### SHORT EXERCISE
Could you retype every one of the rows below, reproducing each line character for character?

### Some rows
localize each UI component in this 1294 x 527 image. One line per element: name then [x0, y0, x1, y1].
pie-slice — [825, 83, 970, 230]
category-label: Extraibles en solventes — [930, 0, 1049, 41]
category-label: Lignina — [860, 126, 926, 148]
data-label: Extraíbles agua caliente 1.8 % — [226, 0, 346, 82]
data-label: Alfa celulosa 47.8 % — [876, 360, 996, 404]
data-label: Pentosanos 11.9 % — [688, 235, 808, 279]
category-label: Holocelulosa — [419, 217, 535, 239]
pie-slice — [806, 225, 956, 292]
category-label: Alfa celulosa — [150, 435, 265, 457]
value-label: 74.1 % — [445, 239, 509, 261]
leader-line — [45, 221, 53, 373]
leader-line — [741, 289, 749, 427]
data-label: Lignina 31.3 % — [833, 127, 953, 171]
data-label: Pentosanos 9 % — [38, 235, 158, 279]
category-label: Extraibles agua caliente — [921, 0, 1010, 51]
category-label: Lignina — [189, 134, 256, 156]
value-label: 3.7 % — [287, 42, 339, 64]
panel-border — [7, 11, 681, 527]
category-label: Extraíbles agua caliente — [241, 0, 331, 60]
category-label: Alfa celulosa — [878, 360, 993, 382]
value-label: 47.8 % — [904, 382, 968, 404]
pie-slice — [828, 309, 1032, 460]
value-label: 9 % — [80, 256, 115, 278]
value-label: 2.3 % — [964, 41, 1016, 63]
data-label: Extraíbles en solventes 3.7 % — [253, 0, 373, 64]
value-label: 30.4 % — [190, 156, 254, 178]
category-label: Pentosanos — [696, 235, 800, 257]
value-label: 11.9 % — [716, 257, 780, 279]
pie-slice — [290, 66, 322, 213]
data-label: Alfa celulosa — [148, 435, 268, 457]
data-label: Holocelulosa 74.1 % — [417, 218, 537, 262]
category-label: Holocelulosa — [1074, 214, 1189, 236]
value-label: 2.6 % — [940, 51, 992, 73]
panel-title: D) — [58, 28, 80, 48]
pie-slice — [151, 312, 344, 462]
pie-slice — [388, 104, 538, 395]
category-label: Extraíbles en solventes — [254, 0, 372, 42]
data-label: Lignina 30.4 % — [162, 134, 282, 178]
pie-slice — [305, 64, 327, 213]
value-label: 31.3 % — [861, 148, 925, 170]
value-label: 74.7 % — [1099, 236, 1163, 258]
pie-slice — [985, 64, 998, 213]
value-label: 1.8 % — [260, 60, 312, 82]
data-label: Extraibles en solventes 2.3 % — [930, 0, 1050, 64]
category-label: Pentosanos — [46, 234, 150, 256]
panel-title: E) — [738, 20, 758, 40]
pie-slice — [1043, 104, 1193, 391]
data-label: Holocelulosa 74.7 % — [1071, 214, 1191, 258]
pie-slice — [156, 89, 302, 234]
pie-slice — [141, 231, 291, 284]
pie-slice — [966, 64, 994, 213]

### RESPONSE FOR THIS EXERCISE
localize each UI component in this 1294 x 527 image. One line per element: name then [x0, y0, x1, y1].
pie-slice — [825, 83, 970, 230]
category-label: Extraibles en solventes — [930, 0, 1049, 41]
category-label: Lignina — [860, 126, 926, 148]
data-label: Extraíbles agua caliente 1.8 % — [226, 0, 346, 82]
data-label: Alfa celulosa 47.8 % — [876, 360, 996, 404]
data-label: Pentosanos 11.9 % — [688, 235, 808, 279]
category-label: Holocelulosa — [419, 217, 535, 239]
pie-slice — [806, 225, 956, 292]
category-label: Alfa celulosa — [150, 435, 265, 457]
value-label: 74.1 % — [445, 239, 509, 261]
leader-line — [45, 221, 53, 373]
leader-line — [741, 289, 749, 427]
data-label: Lignina 31.3 % — [833, 127, 953, 171]
data-label: Pentosanos 9 % — [38, 235, 158, 279]
category-label: Extraibles agua caliente — [921, 0, 1010, 51]
category-label: Lignina — [189, 134, 256, 156]
value-label: 3.7 % — [287, 42, 339, 64]
panel-border — [7, 11, 681, 527]
category-label: Extraíbles agua caliente — [241, 0, 331, 60]
category-label: Alfa celulosa — [878, 360, 993, 382]
value-label: 47.8 % — [904, 382, 968, 404]
pie-slice — [828, 309, 1032, 460]
value-label: 9 % — [80, 256, 115, 278]
value-label: 2.3 % — [964, 41, 1016, 63]
data-label: Extraíbles en solventes 3.7 % — [253, 0, 373, 64]
value-label: 30.4 % — [190, 156, 254, 178]
category-label: Pentosanos — [696, 235, 800, 257]
value-label: 11.9 % — [716, 257, 780, 279]
pie-slice — [290, 66, 322, 213]
data-label: Alfa celulosa — [148, 435, 268, 457]
data-label: Holocelulosa 74.1 % — [417, 218, 537, 262]
category-label: Holocelulosa — [1074, 214, 1189, 236]
value-label: 2.6 % — [940, 51, 992, 73]
panel-title: D) — [58, 28, 80, 48]
pie-slice — [151, 312, 344, 462]
pie-slice — [388, 104, 538, 395]
category-label: Extraíbles en solventes — [254, 0, 372, 42]
data-label: Lignina 30.4 % — [162, 134, 282, 178]
pie-slice — [305, 64, 327, 213]
value-label: 31.3 % — [861, 148, 925, 170]
value-label: 74.7 % — [1099, 236, 1163, 258]
pie-slice — [985, 64, 998, 213]
value-label: 1.8 % — [260, 60, 312, 82]
data-label: Extraibles en solventes 2.3 % — [930, 0, 1050, 64]
category-label: Pentosanos — [46, 234, 150, 256]
panel-title: E) — [738, 20, 758, 40]
pie-slice — [1043, 104, 1193, 391]
data-label: Holocelulosa 74.7 % — [1071, 214, 1191, 258]
pie-slice — [156, 89, 302, 234]
pie-slice — [141, 231, 291, 284]
pie-slice — [966, 64, 994, 213]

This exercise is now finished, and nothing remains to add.